Stated task =
Which lines in the material below contain the word "Gold"? Copy each of them.

Dataset excerpts =
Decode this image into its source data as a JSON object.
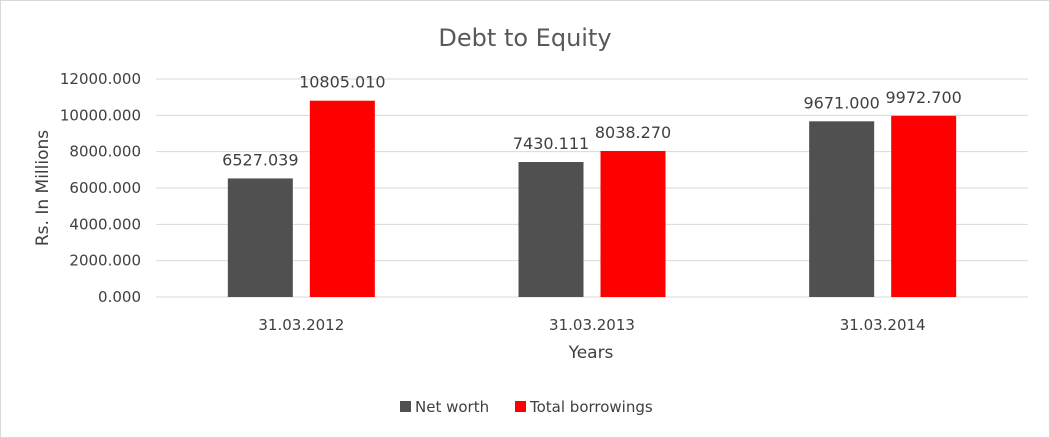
{
  "chart_data": {
    "type": "bar",
    "title": "Debt to Equity",
    "xlabel": "Years",
    "ylabel": "Rs. In Millions",
    "categories": [
      "31.03.2012",
      "31.03.2013",
      "31.03.2014"
    ],
    "series": [
      {
        "name": "Net worth",
        "color": "#505050",
        "values": [
          6527.039,
          7430.111,
          9671.0
        ],
        "labels": [
          "6527.039",
          "7430.111",
          "9671.000"
        ]
      },
      {
        "name": "Total borrowings",
        "color": "#ff0000",
        "values": [
          10805.01,
          8038.27,
          9972.7
        ],
        "labels": [
          "10805.010",
          "8038.270",
          "9972.700"
        ]
      }
    ],
    "ylim": [
      0,
      12000
    ],
    "yticks": [
      0,
      2000,
      4000,
      6000,
      8000,
      10000,
      12000
    ],
    "ytick_labels": [
      "0.000",
      "2000.000",
      "4000.000",
      "6000.000",
      "8000.000",
      "10000.000",
      "12000.000"
    ],
    "grid": true,
    "legend_position": "bottom"
  }
}
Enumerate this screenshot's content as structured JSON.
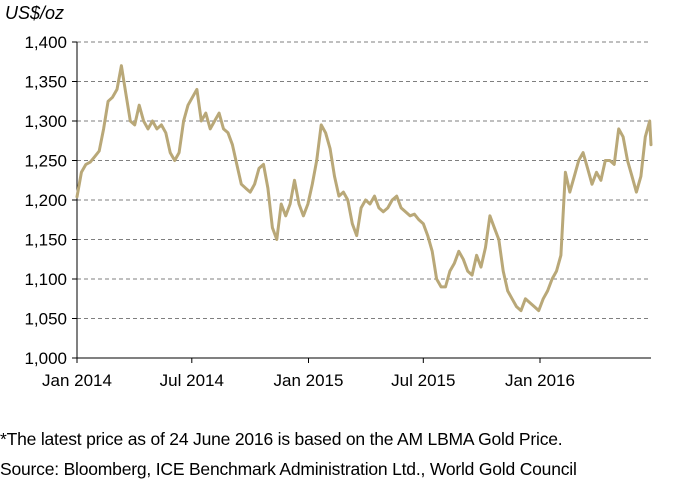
{
  "chart_data": {
    "type": "line",
    "title": "",
    "ylabel": "US$/oz",
    "xlabel": "",
    "ylim": [
      1000,
      1400
    ],
    "y_ticks": [
      1000,
      1050,
      1100,
      1150,
      1200,
      1250,
      1300,
      1350,
      1400
    ],
    "y_tick_labels": [
      "1,000",
      "1,050",
      "1,100",
      "1,150",
      "1,200",
      "1,250",
      "1,300",
      "1,350",
      "1,400"
    ],
    "x_range": [
      "2014-01-01",
      "2016-06-24"
    ],
    "x_ticks": [
      "2014-01-01",
      "2014-07-01",
      "2015-01-01",
      "2015-07-01",
      "2016-01-01"
    ],
    "x_tick_labels": [
      "Jan 2014",
      "Jul 2014",
      "Jan 2015",
      "Jul 2015",
      "Jan 2016"
    ],
    "grid": "horizontal-dashed",
    "line_color": "#B9A878",
    "grid_color": "#7F7F7F",
    "series": [
      {
        "x": [
          "2014-01-01",
          "2014-01-08",
          "2014-01-15",
          "2014-01-22",
          "2014-01-29",
          "2014-02-05",
          "2014-02-12",
          "2014-02-19",
          "2014-02-26",
          "2014-03-05",
          "2014-03-12",
          "2014-03-19",
          "2014-03-26",
          "2014-04-02",
          "2014-04-09",
          "2014-04-16",
          "2014-04-23",
          "2014-04-30",
          "2014-05-07",
          "2014-05-14",
          "2014-05-21",
          "2014-05-28",
          "2014-06-04",
          "2014-06-11",
          "2014-06-18",
          "2014-06-25",
          "2014-07-02",
          "2014-07-09",
          "2014-07-16",
          "2014-07-23",
          "2014-07-30",
          "2014-08-06",
          "2014-08-13",
          "2014-08-20",
          "2014-08-27",
          "2014-09-03",
          "2014-09-10",
          "2014-09-17",
          "2014-09-24",
          "2014-10-01",
          "2014-10-08",
          "2014-10-15",
          "2014-10-22",
          "2014-10-29",
          "2014-11-05",
          "2014-11-12",
          "2014-11-19",
          "2014-11-26",
          "2014-12-03",
          "2014-12-10",
          "2014-12-17",
          "2014-12-24",
          "2014-12-31",
          "2015-01-07",
          "2015-01-14",
          "2015-01-21",
          "2015-01-28",
          "2015-02-04",
          "2015-02-11",
          "2015-02-18",
          "2015-02-25",
          "2015-03-04",
          "2015-03-11",
          "2015-03-18",
          "2015-03-25",
          "2015-04-01",
          "2015-04-08",
          "2015-04-15",
          "2015-04-22",
          "2015-04-29",
          "2015-05-06",
          "2015-05-13",
          "2015-05-20",
          "2015-05-27",
          "2015-06-03",
          "2015-06-10",
          "2015-06-17",
          "2015-06-24",
          "2015-07-01",
          "2015-07-08",
          "2015-07-15",
          "2015-07-22",
          "2015-07-29",
          "2015-08-05",
          "2015-08-12",
          "2015-08-19",
          "2015-08-26",
          "2015-09-02",
          "2015-09-09",
          "2015-09-16",
          "2015-09-23",
          "2015-09-30",
          "2015-10-07",
          "2015-10-14",
          "2015-10-21",
          "2015-10-28",
          "2015-11-04",
          "2015-11-11",
          "2015-11-18",
          "2015-11-25",
          "2015-12-02",
          "2015-12-09",
          "2015-12-16",
          "2015-12-23",
          "2015-12-30",
          "2016-01-06",
          "2016-01-13",
          "2016-01-20",
          "2016-01-27",
          "2016-02-03",
          "2016-02-10",
          "2016-02-17",
          "2016-02-24",
          "2016-03-02",
          "2016-03-09",
          "2016-03-16",
          "2016-03-23",
          "2016-03-30",
          "2016-04-06",
          "2016-04-13",
          "2016-04-20",
          "2016-04-27",
          "2016-05-04",
          "2016-05-11",
          "2016-05-18",
          "2016-05-25",
          "2016-06-01",
          "2016-06-08",
          "2016-06-15",
          "2016-06-22",
          "2016-06-24"
        ],
        "values": [
          1204,
          1235,
          1245,
          1248,
          1255,
          1262,
          1290,
          1325,
          1330,
          1340,
          1370,
          1335,
          1300,
          1295,
          1320,
          1300,
          1290,
          1300,
          1290,
          1295,
          1285,
          1260,
          1250,
          1260,
          1300,
          1320,
          1330,
          1340,
          1300,
          1310,
          1290,
          1300,
          1310,
          1290,
          1285,
          1270,
          1245,
          1220,
          1215,
          1210,
          1220,
          1240,
          1245,
          1215,
          1165,
          1150,
          1195,
          1180,
          1195,
          1225,
          1195,
          1180,
          1195,
          1220,
          1250,
          1295,
          1285,
          1265,
          1230,
          1205,
          1210,
          1200,
          1170,
          1155,
          1190,
          1200,
          1195,
          1205,
          1190,
          1185,
          1190,
          1200,
          1205,
          1190,
          1185,
          1180,
          1182,
          1175,
          1170,
          1155,
          1135,
          1100,
          1090,
          1090,
          1110,
          1120,
          1135,
          1125,
          1110,
          1105,
          1130,
          1115,
          1140,
          1180,
          1165,
          1150,
          1110,
          1085,
          1075,
          1065,
          1060,
          1075,
          1070,
          1065,
          1060,
          1075,
          1085,
          1100,
          1110,
          1130,
          1235,
          1210,
          1230,
          1250,
          1260,
          1240,
          1220,
          1235,
          1225,
          1250,
          1250,
          1245,
          1290,
          1280,
          1250,
          1230,
          1210,
          1230,
          1280,
          1300,
          1270
        ]
      }
    ]
  },
  "notes": {
    "footnote": "*The latest price as of 24 June 2016 is based on the AM LBMA Gold Price.",
    "source": "Source: Bloomberg, ICE Benchmark Administration Ltd., World Gold Council"
  }
}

Result for this task =
    "footnote": "*The latest price as of 24 June 2016 is based on the AM LBMA Gold Price.",
    "source": "Source: Bloomberg, ICE Benchmark Administration Ltd., World Gold Council"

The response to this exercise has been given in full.